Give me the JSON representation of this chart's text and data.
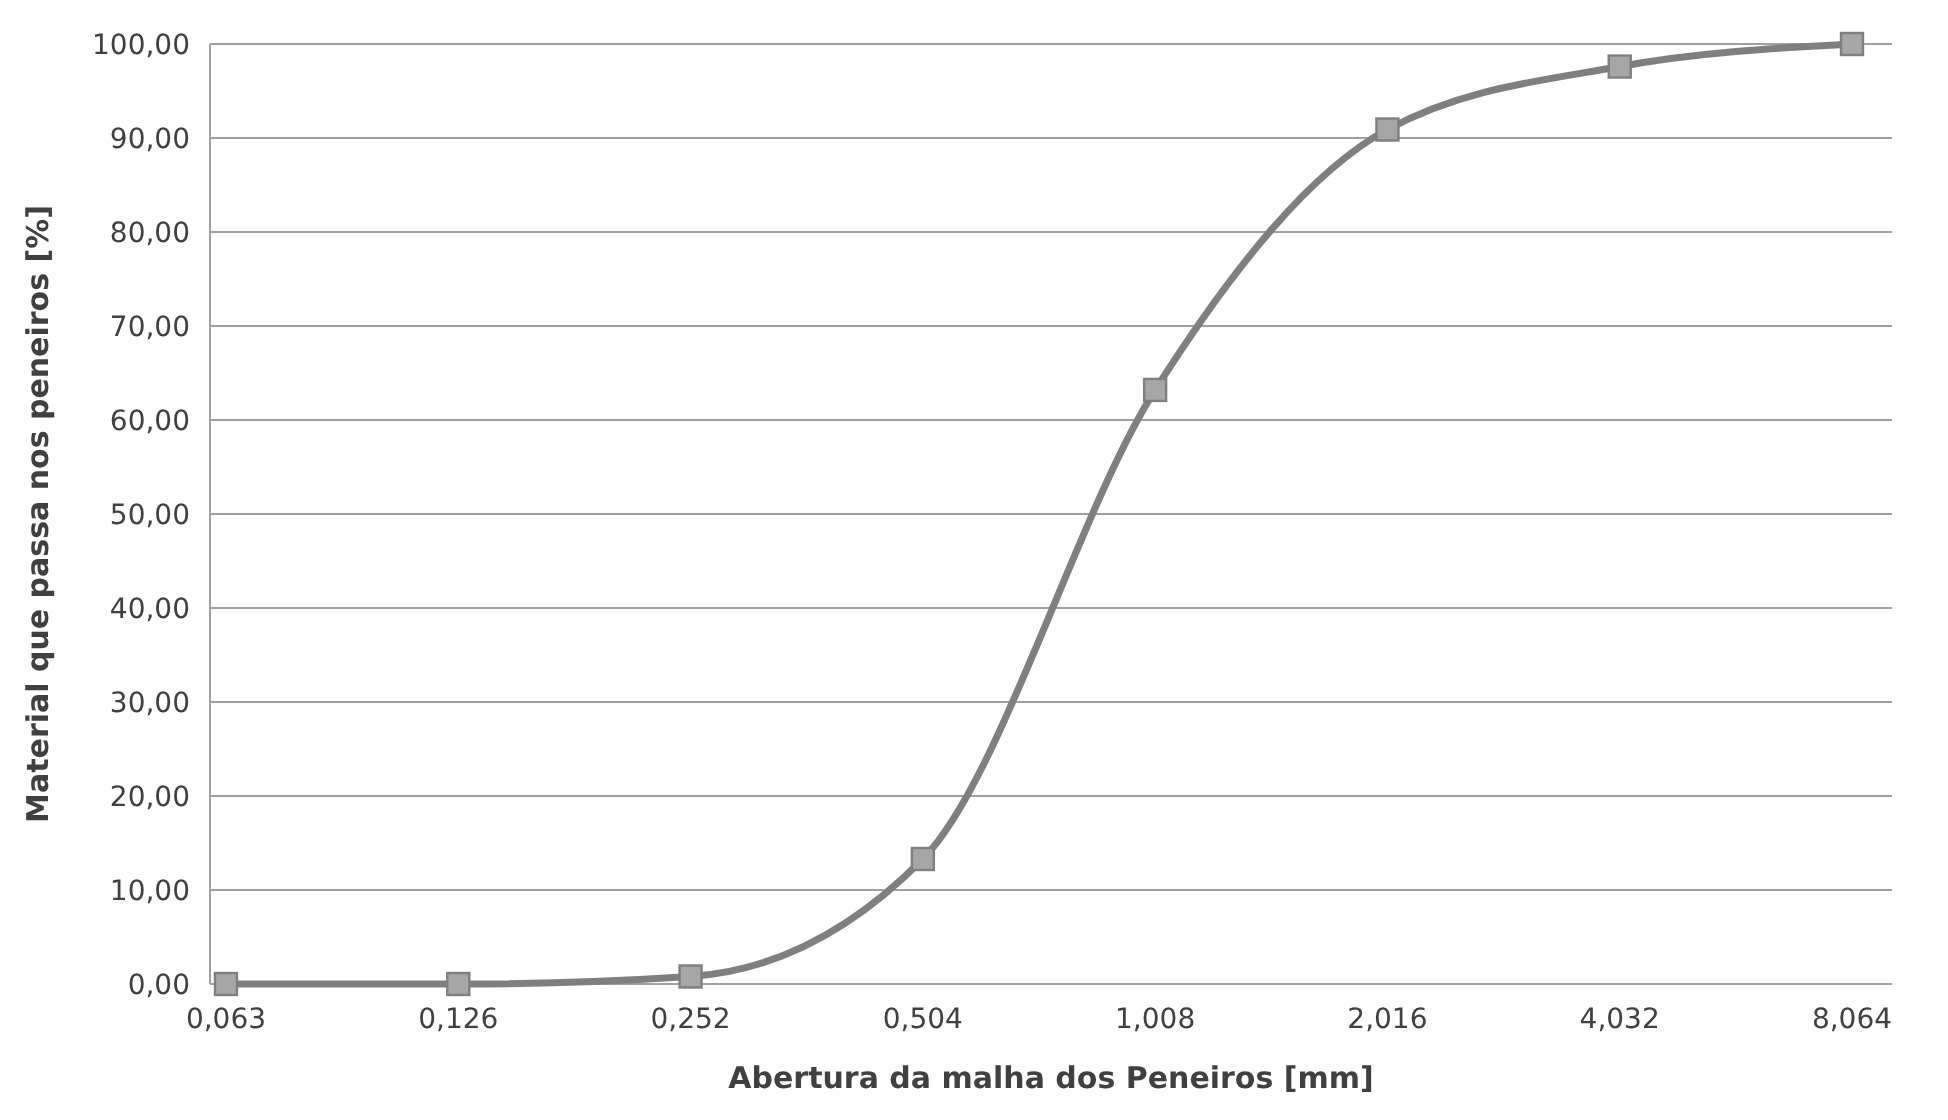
{
  "chart_data": {
    "type": "line",
    "xlabel": "Abertura da malha dos Peneiros [mm]",
    "ylabel": "Material que passa nos peneiros [%]",
    "categories": [
      "0,063",
      "0,126",
      "0,252",
      "0,504",
      "1,008",
      "2,016",
      "4,032",
      "8,064"
    ],
    "series": [
      {
        "color": "#7f7f7f",
        "values": [
          0,
          0,
          0.8,
          13.3,
          63.2,
          90.9,
          97.6,
          100
        ]
      }
    ],
    "ylim": [
      0,
      100
    ],
    "yticks": [
      {
        "value": 0,
        "label": "0,00"
      },
      {
        "value": 10,
        "label": "10,00"
      },
      {
        "value": 20,
        "label": "20,00"
      },
      {
        "value": 30,
        "label": "30,00"
      },
      {
        "value": 40,
        "label": "40,00"
      },
      {
        "value": 50,
        "label": "50,00"
      },
      {
        "value": 60,
        "label": "60,00"
      },
      {
        "value": 70,
        "label": "70,00"
      },
      {
        "value": 80,
        "label": "80,00"
      },
      {
        "value": 90,
        "label": "90,00"
      },
      {
        "value": 100,
        "label": "100,00"
      }
    ],
    "grid": "y",
    "marker": "square"
  }
}
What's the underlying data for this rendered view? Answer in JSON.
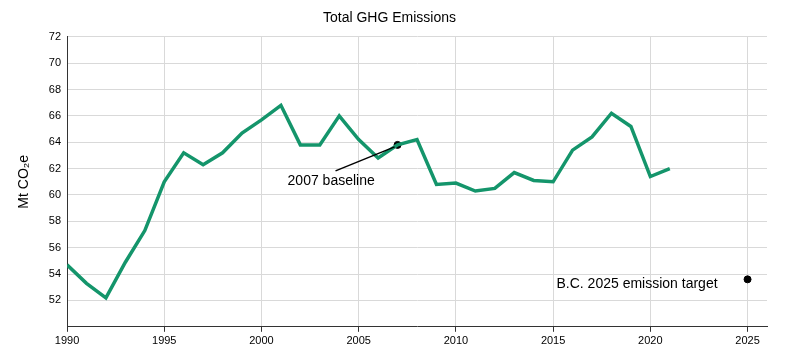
{
  "chart_data": {
    "type": "line",
    "title": "Total GHG Emissions",
    "y_label": "Mt CO₂e",
    "x": [
      1990,
      1991,
      1992,
      1993,
      1994,
      1995,
      1996,
      1997,
      1998,
      1999,
      2000,
      2001,
      2002,
      2003,
      2004,
      2005,
      2006,
      2007,
      2008,
      2009,
      2010,
      2011,
      2012,
      2013,
      2014,
      2015,
      2016,
      2017,
      2018,
      2019,
      2020,
      2021
    ],
    "values": [
      54.7,
      53.3,
      52.2,
      54.9,
      57.3,
      61.0,
      63.2,
      62.3,
      63.2,
      64.7,
      65.7,
      66.8,
      63.8,
      63.8,
      66.0,
      64.2,
      62.8,
      63.8,
      64.2,
      60.8,
      60.9,
      60.3,
      60.5,
      61.7,
      61.1,
      61.0,
      63.4,
      64.4,
      66.2,
      65.2,
      61.4,
      62.0
    ],
    "color": "#14956b",
    "annotations": [
      {
        "text": "2007 baseline",
        "x": 2007,
        "y": 63.8
      },
      {
        "text": "B.C. 2025 emission target",
        "x": 2025,
        "y": 53.6
      }
    ],
    "xlim": [
      1990,
      2026
    ],
    "xticks": [
      1990,
      1995,
      2000,
      2005,
      2010,
      2015,
      2020,
      2025
    ],
    "ylim": [
      50,
      72
    ],
    "yticks": [
      52,
      54,
      56,
      58,
      60,
      62,
      64,
      66,
      68,
      70,
      72
    ],
    "grid": true
  }
}
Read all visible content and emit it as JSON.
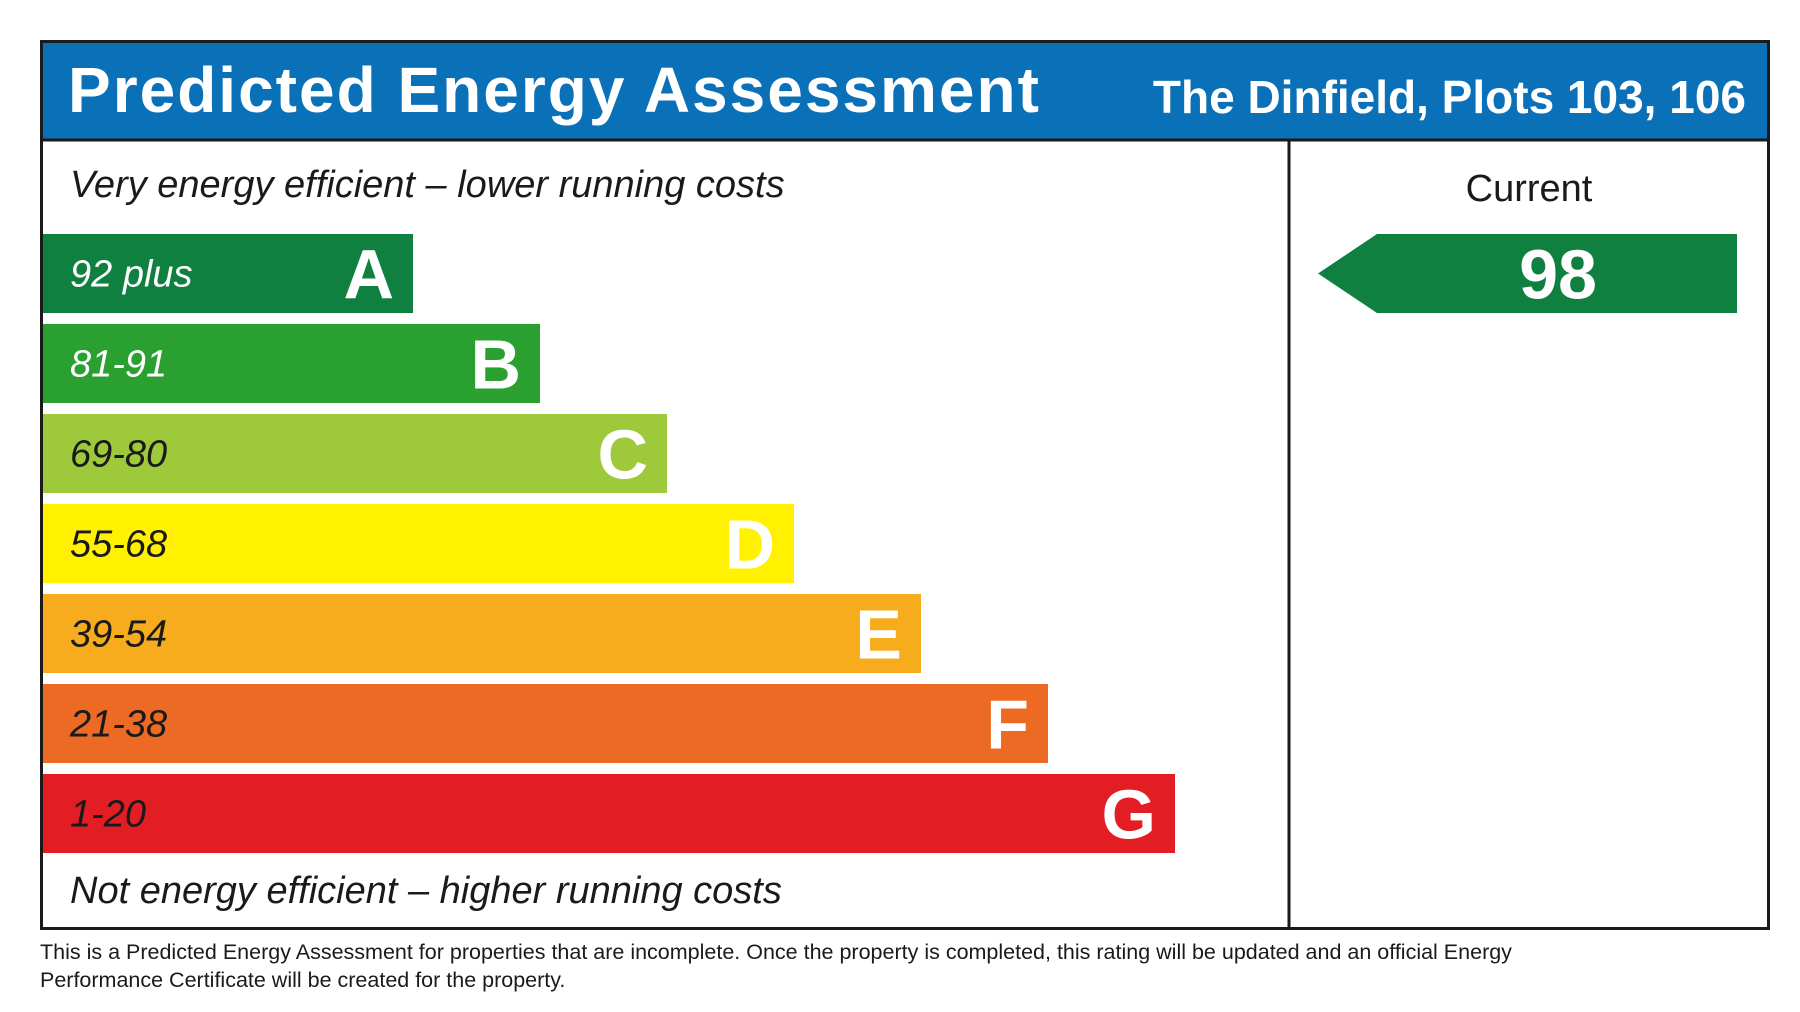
{
  "header": {
    "title": "Predicted Energy Assessment",
    "property": "The Dinfield, Plots 103, 106",
    "background_color": "#0a70b8"
  },
  "chart_data": {
    "type": "bar",
    "top_note": "Very energy efficient – lower running costs",
    "bottom_note": "Not energy efficient – higher running costs",
    "bands": [
      {
        "letter": "A",
        "range": "92 plus",
        "min": 92,
        "max": null,
        "color": "#0f8040",
        "range_text_color": "#ffffff"
      },
      {
        "letter": "B",
        "range": "81-91",
        "min": 81,
        "max": 91,
        "color": "#2aa031",
        "range_text_color": "#ffffff"
      },
      {
        "letter": "C",
        "range": "69-80",
        "min": 69,
        "max": 80,
        "color": "#9dc93a",
        "range_text_color": "#1a1a1a"
      },
      {
        "letter": "D",
        "range": "55-68",
        "min": 55,
        "max": 68,
        "color": "#fff100",
        "range_text_color": "#1a1a1a"
      },
      {
        "letter": "E",
        "range": "39-54",
        "min": 39,
        "max": 54,
        "color": "#f7ac1d",
        "range_text_color": "#1a1a1a"
      },
      {
        "letter": "F",
        "range": "21-38",
        "min": 21,
        "max": 38,
        "color": "#ec6a23",
        "range_text_color": "#1a1a1a"
      },
      {
        "letter": "G",
        "range": "1-20",
        "min": 1,
        "max": 20,
        "color": "#e31d24",
        "range_text_color": "#1a1a1a"
      }
    ],
    "columns": [
      {
        "label": "Current",
        "value": 98,
        "band": "A",
        "color": "#0f8040"
      }
    ]
  },
  "footer": {
    "disclaimer": "This is a Predicted Energy Assessment for properties that are incomplete. Once the property is completed, this rating will be updated and an official Energy Performance Certificate will be created for the property."
  }
}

DIRECTIONS |
Above are the records. Identify each line that contains the word "property".

EXERCISE SOLUTION |
    "property": "The Dinfield, Plots 103, 106",
    "disclaimer": "This is a Predicted Energy Assessment for properties that are incomplete. Once the property is completed, this rating will be updated and an official Energy Performance Certificate will be created for the property."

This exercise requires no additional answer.